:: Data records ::
* start *
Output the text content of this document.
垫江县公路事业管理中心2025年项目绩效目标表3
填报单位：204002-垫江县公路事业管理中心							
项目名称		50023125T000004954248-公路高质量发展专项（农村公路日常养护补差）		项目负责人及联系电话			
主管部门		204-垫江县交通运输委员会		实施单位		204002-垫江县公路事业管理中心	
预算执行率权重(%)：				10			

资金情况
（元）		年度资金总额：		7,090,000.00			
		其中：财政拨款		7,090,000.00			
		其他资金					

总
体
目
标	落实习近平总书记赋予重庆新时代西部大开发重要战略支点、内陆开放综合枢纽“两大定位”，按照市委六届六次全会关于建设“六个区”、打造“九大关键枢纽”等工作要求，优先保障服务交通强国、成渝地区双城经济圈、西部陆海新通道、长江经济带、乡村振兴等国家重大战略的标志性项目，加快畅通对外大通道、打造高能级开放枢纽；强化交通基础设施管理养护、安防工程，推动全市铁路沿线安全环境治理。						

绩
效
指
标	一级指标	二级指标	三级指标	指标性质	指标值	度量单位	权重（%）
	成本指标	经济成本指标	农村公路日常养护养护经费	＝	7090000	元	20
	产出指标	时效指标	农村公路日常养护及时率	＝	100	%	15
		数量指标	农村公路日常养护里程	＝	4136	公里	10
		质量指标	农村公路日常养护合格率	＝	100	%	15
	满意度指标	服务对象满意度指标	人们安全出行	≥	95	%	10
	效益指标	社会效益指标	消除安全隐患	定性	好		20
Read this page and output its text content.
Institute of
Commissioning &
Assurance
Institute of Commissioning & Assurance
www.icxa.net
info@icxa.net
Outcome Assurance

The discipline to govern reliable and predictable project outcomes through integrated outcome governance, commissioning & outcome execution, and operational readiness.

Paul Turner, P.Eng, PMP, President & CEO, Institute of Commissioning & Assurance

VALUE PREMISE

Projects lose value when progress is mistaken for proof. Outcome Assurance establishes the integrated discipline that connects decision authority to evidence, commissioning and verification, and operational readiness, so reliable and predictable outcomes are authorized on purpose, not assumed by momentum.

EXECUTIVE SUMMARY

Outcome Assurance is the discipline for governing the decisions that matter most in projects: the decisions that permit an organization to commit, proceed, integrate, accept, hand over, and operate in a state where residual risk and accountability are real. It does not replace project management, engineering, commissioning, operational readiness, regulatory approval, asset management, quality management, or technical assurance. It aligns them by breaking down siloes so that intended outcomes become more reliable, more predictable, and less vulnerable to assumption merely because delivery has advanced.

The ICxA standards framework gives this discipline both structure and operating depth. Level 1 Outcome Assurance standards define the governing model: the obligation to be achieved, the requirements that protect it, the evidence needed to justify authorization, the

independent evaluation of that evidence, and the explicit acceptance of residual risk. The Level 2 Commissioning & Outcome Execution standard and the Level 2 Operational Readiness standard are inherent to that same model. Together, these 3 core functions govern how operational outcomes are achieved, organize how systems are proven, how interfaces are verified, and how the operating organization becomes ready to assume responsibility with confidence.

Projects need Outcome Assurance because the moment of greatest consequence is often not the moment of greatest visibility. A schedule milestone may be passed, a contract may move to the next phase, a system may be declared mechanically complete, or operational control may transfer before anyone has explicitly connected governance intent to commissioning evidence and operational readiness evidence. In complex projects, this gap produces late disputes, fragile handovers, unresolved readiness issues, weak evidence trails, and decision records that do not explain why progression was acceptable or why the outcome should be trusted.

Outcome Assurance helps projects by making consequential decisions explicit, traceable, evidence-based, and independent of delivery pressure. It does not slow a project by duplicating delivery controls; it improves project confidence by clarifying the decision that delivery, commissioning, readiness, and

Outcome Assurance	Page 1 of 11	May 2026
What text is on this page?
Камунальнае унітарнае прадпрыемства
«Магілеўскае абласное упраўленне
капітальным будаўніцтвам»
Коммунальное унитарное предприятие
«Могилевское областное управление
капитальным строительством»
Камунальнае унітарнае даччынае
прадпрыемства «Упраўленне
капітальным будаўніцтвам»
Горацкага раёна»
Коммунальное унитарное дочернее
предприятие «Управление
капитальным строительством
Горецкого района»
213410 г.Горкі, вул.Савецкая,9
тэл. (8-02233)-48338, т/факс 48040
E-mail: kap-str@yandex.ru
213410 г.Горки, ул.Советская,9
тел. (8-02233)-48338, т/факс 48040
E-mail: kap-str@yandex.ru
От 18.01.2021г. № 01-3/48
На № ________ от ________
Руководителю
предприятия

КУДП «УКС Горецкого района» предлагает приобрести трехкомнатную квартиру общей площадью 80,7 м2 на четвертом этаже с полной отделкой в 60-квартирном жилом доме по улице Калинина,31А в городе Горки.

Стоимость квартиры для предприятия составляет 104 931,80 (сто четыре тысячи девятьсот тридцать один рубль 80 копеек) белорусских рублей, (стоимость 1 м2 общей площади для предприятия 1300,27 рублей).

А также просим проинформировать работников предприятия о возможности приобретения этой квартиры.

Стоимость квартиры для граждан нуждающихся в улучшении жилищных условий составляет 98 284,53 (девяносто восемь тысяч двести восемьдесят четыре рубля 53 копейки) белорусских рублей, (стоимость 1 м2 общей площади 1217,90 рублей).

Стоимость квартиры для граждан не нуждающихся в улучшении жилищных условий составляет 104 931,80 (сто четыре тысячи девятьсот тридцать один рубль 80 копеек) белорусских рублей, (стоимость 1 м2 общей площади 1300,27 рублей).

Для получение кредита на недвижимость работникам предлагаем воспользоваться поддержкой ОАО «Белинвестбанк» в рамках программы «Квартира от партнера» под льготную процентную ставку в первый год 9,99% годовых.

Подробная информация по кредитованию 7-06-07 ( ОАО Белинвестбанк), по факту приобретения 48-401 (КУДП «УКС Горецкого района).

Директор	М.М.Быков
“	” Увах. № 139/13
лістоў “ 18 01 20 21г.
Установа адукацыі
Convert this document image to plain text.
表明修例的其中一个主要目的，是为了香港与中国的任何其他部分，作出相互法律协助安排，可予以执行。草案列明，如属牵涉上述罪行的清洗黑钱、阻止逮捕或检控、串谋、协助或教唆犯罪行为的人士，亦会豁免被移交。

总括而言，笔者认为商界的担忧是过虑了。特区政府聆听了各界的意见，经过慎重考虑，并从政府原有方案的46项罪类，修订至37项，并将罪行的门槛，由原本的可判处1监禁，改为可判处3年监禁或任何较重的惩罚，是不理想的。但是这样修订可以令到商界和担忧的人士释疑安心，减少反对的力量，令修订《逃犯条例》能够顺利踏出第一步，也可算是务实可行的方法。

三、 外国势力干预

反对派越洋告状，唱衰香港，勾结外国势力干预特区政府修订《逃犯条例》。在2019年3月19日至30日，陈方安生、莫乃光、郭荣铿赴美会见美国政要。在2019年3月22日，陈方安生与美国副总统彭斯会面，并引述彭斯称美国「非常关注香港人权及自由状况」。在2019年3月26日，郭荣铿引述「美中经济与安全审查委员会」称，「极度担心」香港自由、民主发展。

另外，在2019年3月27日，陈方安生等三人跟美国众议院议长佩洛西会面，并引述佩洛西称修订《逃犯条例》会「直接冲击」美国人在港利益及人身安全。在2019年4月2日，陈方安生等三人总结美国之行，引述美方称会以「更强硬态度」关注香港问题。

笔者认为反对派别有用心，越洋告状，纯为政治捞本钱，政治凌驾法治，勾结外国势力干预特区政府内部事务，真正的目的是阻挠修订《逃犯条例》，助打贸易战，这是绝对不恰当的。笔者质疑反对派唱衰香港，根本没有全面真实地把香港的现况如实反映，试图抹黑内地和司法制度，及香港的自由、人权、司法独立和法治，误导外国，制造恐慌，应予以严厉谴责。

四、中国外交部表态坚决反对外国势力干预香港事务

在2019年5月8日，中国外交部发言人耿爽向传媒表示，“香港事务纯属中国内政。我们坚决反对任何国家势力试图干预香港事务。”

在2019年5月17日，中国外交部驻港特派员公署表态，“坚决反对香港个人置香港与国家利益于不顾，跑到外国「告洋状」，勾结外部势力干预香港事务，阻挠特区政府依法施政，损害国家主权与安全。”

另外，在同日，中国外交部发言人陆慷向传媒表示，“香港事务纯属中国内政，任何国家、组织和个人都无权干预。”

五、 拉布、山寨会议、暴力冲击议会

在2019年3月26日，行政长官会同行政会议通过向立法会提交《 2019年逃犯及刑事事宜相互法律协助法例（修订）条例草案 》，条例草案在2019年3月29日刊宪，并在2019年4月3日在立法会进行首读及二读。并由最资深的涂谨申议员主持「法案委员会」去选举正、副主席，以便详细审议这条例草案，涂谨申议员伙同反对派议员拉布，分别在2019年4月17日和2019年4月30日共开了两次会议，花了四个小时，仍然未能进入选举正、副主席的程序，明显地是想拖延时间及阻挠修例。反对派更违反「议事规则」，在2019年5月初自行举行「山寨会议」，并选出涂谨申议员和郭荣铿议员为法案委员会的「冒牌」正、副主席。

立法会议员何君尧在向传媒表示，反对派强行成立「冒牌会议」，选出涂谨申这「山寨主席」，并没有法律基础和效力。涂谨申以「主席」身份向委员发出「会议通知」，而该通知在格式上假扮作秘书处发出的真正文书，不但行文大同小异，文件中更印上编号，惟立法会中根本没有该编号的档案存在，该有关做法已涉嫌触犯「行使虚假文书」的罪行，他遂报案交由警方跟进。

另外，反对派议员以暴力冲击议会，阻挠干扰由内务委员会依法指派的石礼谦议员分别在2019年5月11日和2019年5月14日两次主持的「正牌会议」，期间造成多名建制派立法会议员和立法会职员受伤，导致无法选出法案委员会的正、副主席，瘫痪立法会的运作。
* end *
:: Task statement ::
Find each line holding the string "content" and copy it out.

:: Response below ::
Output the text content of this document.
Read this page and output its text content.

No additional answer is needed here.